▼▼▼

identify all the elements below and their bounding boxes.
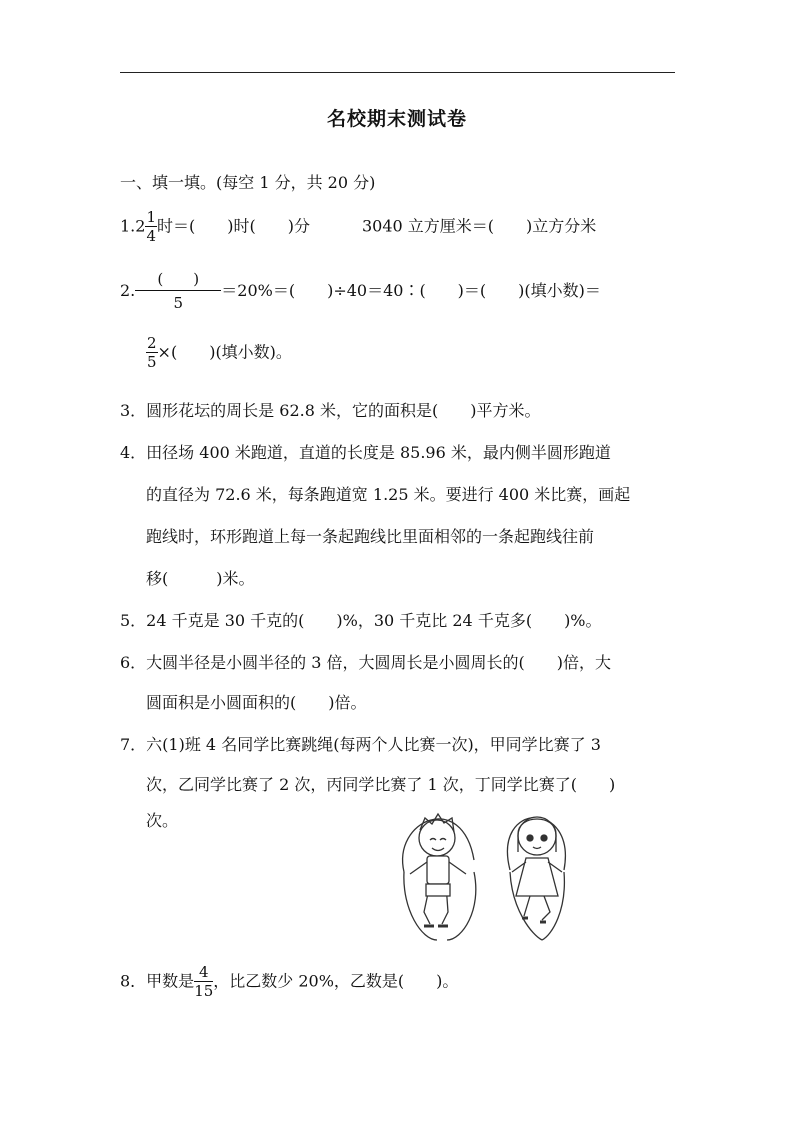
- boy-figure: [403, 814, 476, 940]
- q2-frac-den: 5: [173, 294, 184, 312]
- question-4-line-2: 的直径为 72.6 米，每条跑道宽 1.25 米。要进行 400 米比赛，画起: [146, 485, 631, 504]
- q1-part1: 时＝( )时( )分: [157, 216, 310, 236]
- question-5: 5．24 千克是 30 千克的( )%，30 千克比 24 千克多( )%。: [120, 611, 602, 630]
- q2-fraction-2: [146, 336, 158, 370]
- q1-frac-num: 1: [146, 208, 156, 226]
- q8-frac-den: 15: [194, 982, 214, 1000]
- q1-part2: 3040 立方厘米＝( )立方分米: [361, 216, 597, 236]
- question-3: 3．圆形花坛的周长是 62.8 米，它的面积是( )平方米。: [120, 401, 541, 420]
- page-title: 名校期末测试卷: [326, 108, 467, 130]
- q2-frac-num: ( ): [135, 272, 221, 291]
- question-4-line-3: 跑线时，环形跑道上每一条起跑线比里面相邻的一条起跑线往前: [146, 527, 595, 546]
- question-1: [120, 210, 596, 244]
- question-2-continued: [146, 336, 292, 370]
- jump-rope-illustration: [392, 800, 582, 945]
- girl-figure: [507, 817, 565, 940]
- q2-fraction: [135, 272, 221, 311]
- q1-frac-den: 4: [146, 227, 156, 245]
- q8-prefix: 8．甲数是: [120, 971, 195, 991]
- q2-frac2-num: 2: [147, 334, 157, 352]
- question-6-line-2: 圆面积是小圆面积的( )倍。: [146, 693, 367, 712]
- question-8: [120, 965, 458, 999]
- question-7-line-3: 次。: [146, 811, 179, 830]
- q1-fraction: [145, 210, 157, 244]
- question-7-line-2: 次，乙同学比赛了 2 次，丙同学比赛了 1 次，丁同学比赛了( ): [146, 775, 616, 794]
- q2-prefix: 2.: [120, 281, 136, 300]
- q8-rest: ，比乙数少 20%，乙数是( )。: [213, 971, 459, 991]
- question-2: [120, 272, 601, 311]
- q2-rest2: ×( )(填小数)。: [157, 342, 292, 362]
- question-4-line-4: 移( )米。: [146, 569, 255, 588]
- q1-prefix: 1.2: [120, 216, 146, 236]
- question-6-line-1: 6．大圆半径是小圆半径的 3 倍，大圆周长是小圆周长的( )倍，大: [120, 653, 612, 672]
- q2-rest: ＝20%＝( )÷40＝40∶( )＝( )(填小数)＝: [221, 281, 601, 300]
- section-heading: 一、填一填。(每空 1 分，共 20 分): [120, 173, 376, 192]
- question-4-line-1: 4．田径场 400 米跑道，直道的长度是 85.96 米，最内侧半圆形跑道: [120, 443, 611, 462]
- question-7-line-1: 7．六(1)班 4 名同学比赛跳绳(每两个人比赛一次)，甲同学比赛了 3: [120, 735, 601, 754]
- q2-frac2-den: 5: [147, 353, 157, 371]
- header-rule: [120, 72, 675, 73]
- q8-frac-num: 4: [194, 965, 213, 982]
- q8-fraction: [194, 965, 213, 999]
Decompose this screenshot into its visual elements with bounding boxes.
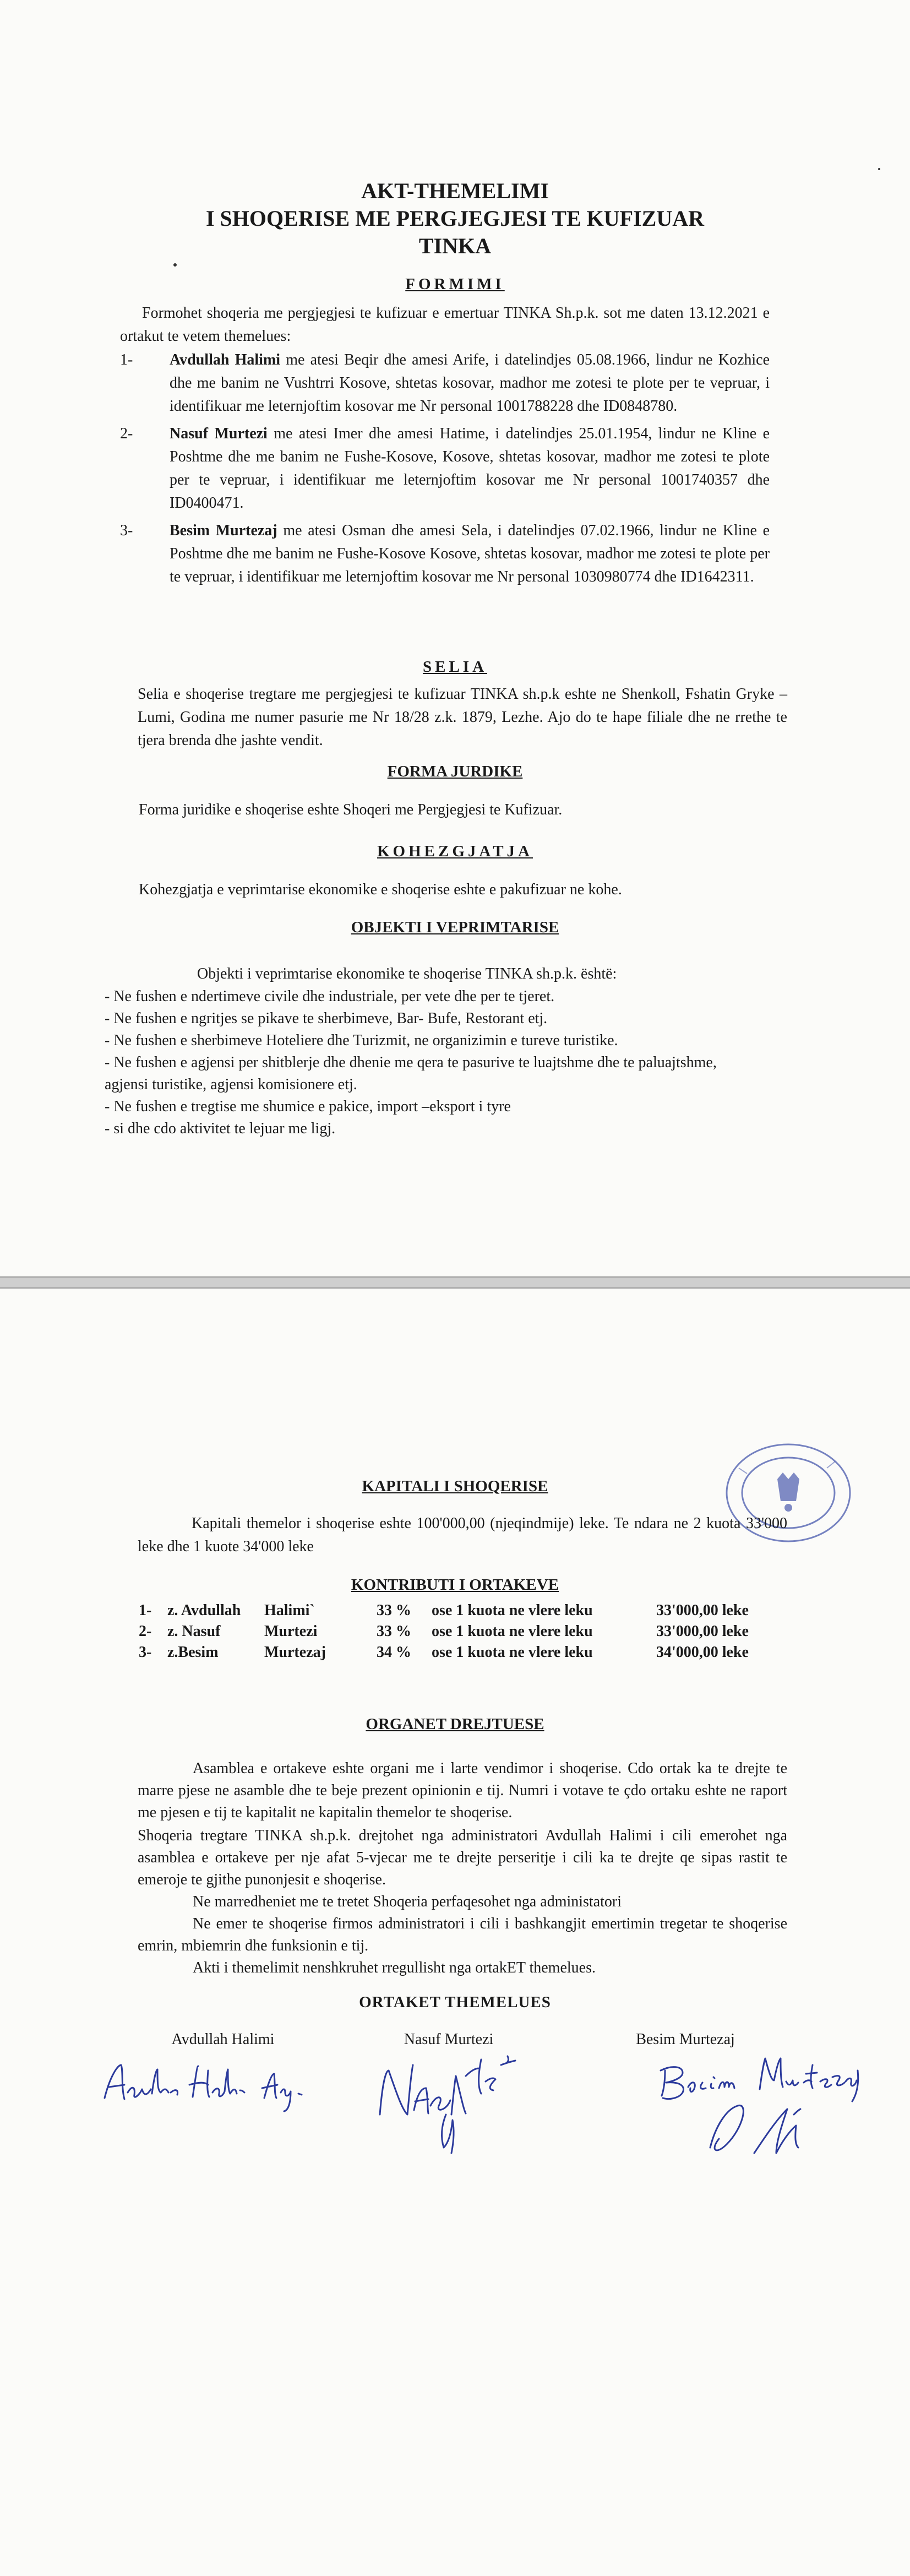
- document-page-1: [0, 0, 910, 1278]
- founder-item: [120, 349, 770, 418]
- heading-kohezgjatja: KOHEZGJATJA: [377, 843, 533, 860]
- founder-details: me atesi Imer dhe amesi Hatime, i datelindjes 25.01.1954, lindur ne Kline e Poshtme dhe me banim ne Fushe-Kosove, Kosove, shtetas kosovar, madhor me zotesi te plote per te vepruar, i identifikuar me leternjoftim kosovar me Nr personal 1001740357 dhe ID0400471.: [170, 425, 770, 512]
- document-title-line-3: TINKA: [418, 233, 492, 258]
- heading-kapitali: KAPITALI I SHOQERISE: [362, 1477, 548, 1495]
- kohezgjatja-text: Kohezgjatja e veprimtarise ekonomike e shoqerise eshte e pakufizuar ne kohe.: [139, 881, 622, 898]
- activity-item: - Ne fushen e sherbimeve Hoteliere dhe Turizmit, ne organizimin e tureve turistike.: [105, 1032, 618, 1049]
- organet-paragraph-3: Ne marredheniet me te tretet Shoqeria perfaqesohet nga administatori: [193, 1893, 622, 1910]
- signature-besim-murtezaj: [650, 2048, 892, 2175]
- partner-share: 33 %: [377, 1623, 411, 1640]
- row-number: 3-: [139, 1644, 152, 1661]
- table-row: [137, 1600, 786, 1621]
- selia-text: Selia e shoqerise tregtare me pergjegjesi te kufizuar TINKA sh.p.k eshte ne Shenkoll, Fshatin Gryke –Lumi, Godina me numer pasurie me Nr 18/28 z.k. 1879, Lezhe. Ajo do te hape filiale dhe ne rrethe te tjera brenda dhe jashte vendit.: [138, 686, 787, 749]
- signer-name-3: Besim Murtezaj: [636, 2031, 735, 2048]
- signer-name-2: Nasuf Murtezi: [404, 2031, 494, 2048]
- heading-objekti: OBJEKTI I VEPRIMTARISE: [351, 919, 559, 936]
- organet-paragraph-2: Shoqeria tregtare TINKA sh.p.k. drejtohet nga administratori Avdullah Halimi i cili emerohet nga asamblea e ortakeve per nje afat 5-vjecar me te drejte perseritje i cili ka te drejte qe sipas rastit te emeroje te gjithe punonjesit e shoqerise.: [138, 1827, 787, 1888]
- activities-list: [105, 986, 749, 1140]
- partner-quota: ose 1 kuota ne vlere leku: [432, 1644, 593, 1661]
- activity-item: - Ne fushen e ndertimeve civile dhe industriale, per vete dhe per te tjeret.: [105, 988, 555, 1005]
- founder-details: me atesi Osman dhe amesi Sela, i datelindjes 07.02.1966, lindur ne Kline e Poshtme dhe me banim ne Fushe-Kosove Kosove, shtetas kosovar, madhor me zotesi te plote per te vepruar, i identifikuar me leternjoftim kosovar me Nr personal 1030980774 dhe ID1642311.: [170, 522, 770, 585]
- heading-organet: ORGANET DREJTUESE: [366, 1715, 544, 1733]
- kapitali-text: Kapitali themelor i shoqerise eshte 100'000,00 (njeqindmije) leke. Te ndara ne 2 kuota 33'000 leke dhe 1 kuote 34'000 leke: [138, 1515, 787, 1555]
- heading-ortaket: ORTAKET THEMELUES: [359, 1993, 551, 2011]
- founder-name: Avdullah Halimi: [170, 351, 281, 368]
- partner-amount: 33'000,00 leke: [656, 1623, 749, 1640]
- signer-name-1: Avdullah Halimi: [171, 2031, 275, 2048]
- founder-name: Besim Murtezaj: [170, 522, 277, 539]
- activity-item: - si dhe cdo aktivitet te lejuar me ligj.: [105, 1120, 336, 1137]
- founder-name: Nasuf Murtezi: [170, 425, 268, 442]
- contribution-table: [137, 1600, 786, 1663]
- founders-list: [120, 349, 770, 593]
- organet-paragraph-1: Asamblea e ortakeve eshte organi me i larte vendimor i shoqerise. Cdo ortak ka te drejte te marre pjese ne asamble dhe te beje prezent opinionin e tij. Numri i votave te çdo ortaku eshte ne raport me pjesen e tij te kapitalit ne kapitalin themelor te shoqerise.: [138, 1760, 787, 1821]
- partner-name: z. Avdullah: [167, 1602, 241, 1619]
- partner-amount: 34'000,00 leke: [656, 1644, 749, 1661]
- document-title-line-2: I SHOQERISE ME PERGJEGJESI TE KUFIZUAR: [205, 206, 705, 231]
- forma-juridike-text: Forma juridike e shoqerise eshte Shoqeri me Pergjegjesi te Kufizuar.: [139, 801, 563, 818]
- heading-selia: SELIA: [422, 658, 488, 676]
- partner-name: z.Besim: [167, 1644, 219, 1661]
- partner-quota: ose 1 kuota ne vlere leku: [432, 1623, 593, 1640]
- founder-number: 1-: [120, 351, 133, 368]
- activity-item: - Ne fushen e ngritjes se pikave te sherbimeve, Bar- Bufe, Restorant etj.: [105, 1010, 548, 1027]
- document-title-line-1: AKT-THEMELIMI: [361, 178, 549, 203]
- founder-number: 3-: [120, 522, 133, 539]
- organet-paragraph-4: Ne emer te shoqerise firmos administratori i cili i bashkangjit emertimin tregetar te shoqerise emrin, mbiemrin dhe funksionin e tij.: [138, 1915, 787, 1954]
- founder-item: [120, 519, 770, 589]
- document-page-2: [0, 1287, 910, 2576]
- partner-surname: Halimi`: [264, 1602, 315, 1619]
- heading-kontributi: KONTRIBUTI I ORTAKEVE: [351, 1576, 559, 1594]
- table-row: [137, 1621, 786, 1642]
- partner-surname: Murtezaj: [264, 1644, 326, 1661]
- signature-avdullah-halimi: [99, 2054, 319, 2115]
- partner-amount: 33'000,00 leke: [656, 1602, 749, 1619]
- row-number: 1-: [139, 1602, 152, 1619]
- founder-number: 2-: [120, 425, 133, 442]
- partner-surname: Murtezi: [264, 1623, 318, 1640]
- organet-paragraph-5: Akti i themelimit nenshkruhet rregullisht nga ortakET themelues.: [193, 1959, 596, 1976]
- objekti-intro: Objekti i veprimtarise ekonomike te shoqerise TINKA sh.p.k. është:: [197, 965, 617, 982]
- formimi-intro: Formohet shoqeria me pergjegjesi te kufizuar e emertuar TINKA Sh.p.k. sot me daten 13.12.2021 e ortakut te vetem themelues:: [120, 305, 770, 345]
- scan-speck: [878, 168, 880, 170]
- table-row: [137, 1642, 786, 1663]
- founder-item: [120, 422, 770, 515]
- heading-forma-juridike: FORMA JURDIKE: [387, 763, 523, 780]
- activity-item: - Ne fushen e tregtise me shumice e pakice, import –eksport i tyre: [105, 1098, 511, 1115]
- partner-quota: ose 1 kuota ne vlere leku: [432, 1602, 593, 1619]
- partner-name: z. Nasuf: [167, 1623, 221, 1640]
- founder-details: me atesi Beqir dhe amesi Arife, i datelindjes 05.08.1966, lindur ne Kozhice dhe me banim ne Vushtrri Kosove, shtetas kosovar, madhor me zotesi te plote per te vepruar, i identifikuar me leternjoftim kosovar me Nr personal 1001788228 dhe ID0848780.: [170, 351, 770, 415]
- signature-nasuf-murtezi: [363, 2048, 545, 2159]
- heading-formimi: FORMIMI: [405, 275, 505, 293]
- scan-speck: [173, 263, 177, 267]
- partner-share: 34 %: [377, 1644, 411, 1661]
- partner-share: 33 %: [377, 1602, 411, 1619]
- row-number: 2-: [139, 1623, 152, 1640]
- activity-item: - Ne fushen e agjensi per shitblerje dhe dhenie me qera te pasurive te luajtshme dhe te paluajtshme, agjensi turistike, agjensi komisionere etj.: [105, 1054, 717, 1093]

▲▲▲

> JOB:
Put the data lines above into a Markdown table with the columns Row and Line, numbering each row and skipping any blank lines. Begin at the line that contains "- document-page-1: [0, 0, 910, 1278]" and stop after the line that contains "1644, 593, 1661]".

> ANSWER:
| Row | Line |
|---|---|
| 1 | - document-page-1: [0, 0, 910, 1278] |
| 2 | - founder-item: [120, 349, 770, 418] |
| 3 | - heading-kohezgjatja: KOHEZGJATJA: [377, 843, 533, 860] |
| 4 | - founder-details: me atesi Imer dhe amesi Hatime, i datelindjes 25.01.1954, lindur ne Kline e Poshtme dhe me banim ne Fushe-Kosove, Kosove, shtetas kosovar, madhor me zotesi te plote per te vepruar, i identifikuar me leternjoftim kosovar me Nr personal 1001740357 dhe ID0400471.: [170, 425, 770, 512] |
| 5 | - document-title-line-3: TINKA: [418, 233, 492, 258] |
| 6 | - heading-kapitali: KAPITALI I SHOQERISE: [362, 1477, 548, 1495] |
| 7 | - kohezgjatja-text: Kohezgjatja e veprimtarise ekonomike e shoqerise eshte e pakufizuar ne kohe.: [139, 881, 622, 898] |
| 8 | - activity-item: - Ne fushen e sherbimeve Hoteliere dhe Turizmit, ne organizimin e tureve turistike.: [105, 1032, 618, 1049] |
| 9 | - organet-paragraph-3: Ne marredheniet me te tretet Shoqeria perfaqesohet nga administatori: [193, 1893, 622, 1910] |
| 10 | - signature-besim-murtezaj: [650, 2048, 892, 2175] |
| 11 | - partner-share: 33 %: [377, 1623, 411, 1640] |
| 12 | - row-number: 3-: [139, 1644, 152, 1661] |
| 13 | - table-row: [137, 1600, 786, 1621] |
| 14 | - selia-text: Selia e shoqerise tregtare me pergjegjesi te kufizuar TINKA sh.p.k eshte ne Shenkoll, Fshatin Gryke –Lumi, Godina me numer pasurie me Nr 18/28 z.k. 1879, Lezhe. Ajo do te hape filiale dhe ne rrethe te tjera brenda dhe jashte vendit.: [138, 686, 787, 749] |
| 15 | - signer-name-3: Besim Murtezaj: [636, 2031, 735, 2048] |
| 16 | - signer-name-2: Nasuf Murtezi: [404, 2031, 494, 2048] |
| 17 | - heading-objekti: OBJEKTI I VEPRIMTARISE: [351, 919, 559, 936] |
| 18 | - organet-paragraph-2: Shoqeria tregtare TINKA sh.p.k. drejtohet nga administratori Avdullah Halimi i cili emerohet nga asamblea e ortakeve per nje afat 5-vjecar me te drejte perseritje i cili ka te drejte qe sipas rastit te emeroje te gjithe punonjesit e shoqerise.: [138, 1827, 787, 1888] |
| 19 | - activities-list: [105, 986, 749, 1140] |
| 20 | - partner-quota: ose 1 kuota ne vlere leku: [432, 1644, 593, 1661] |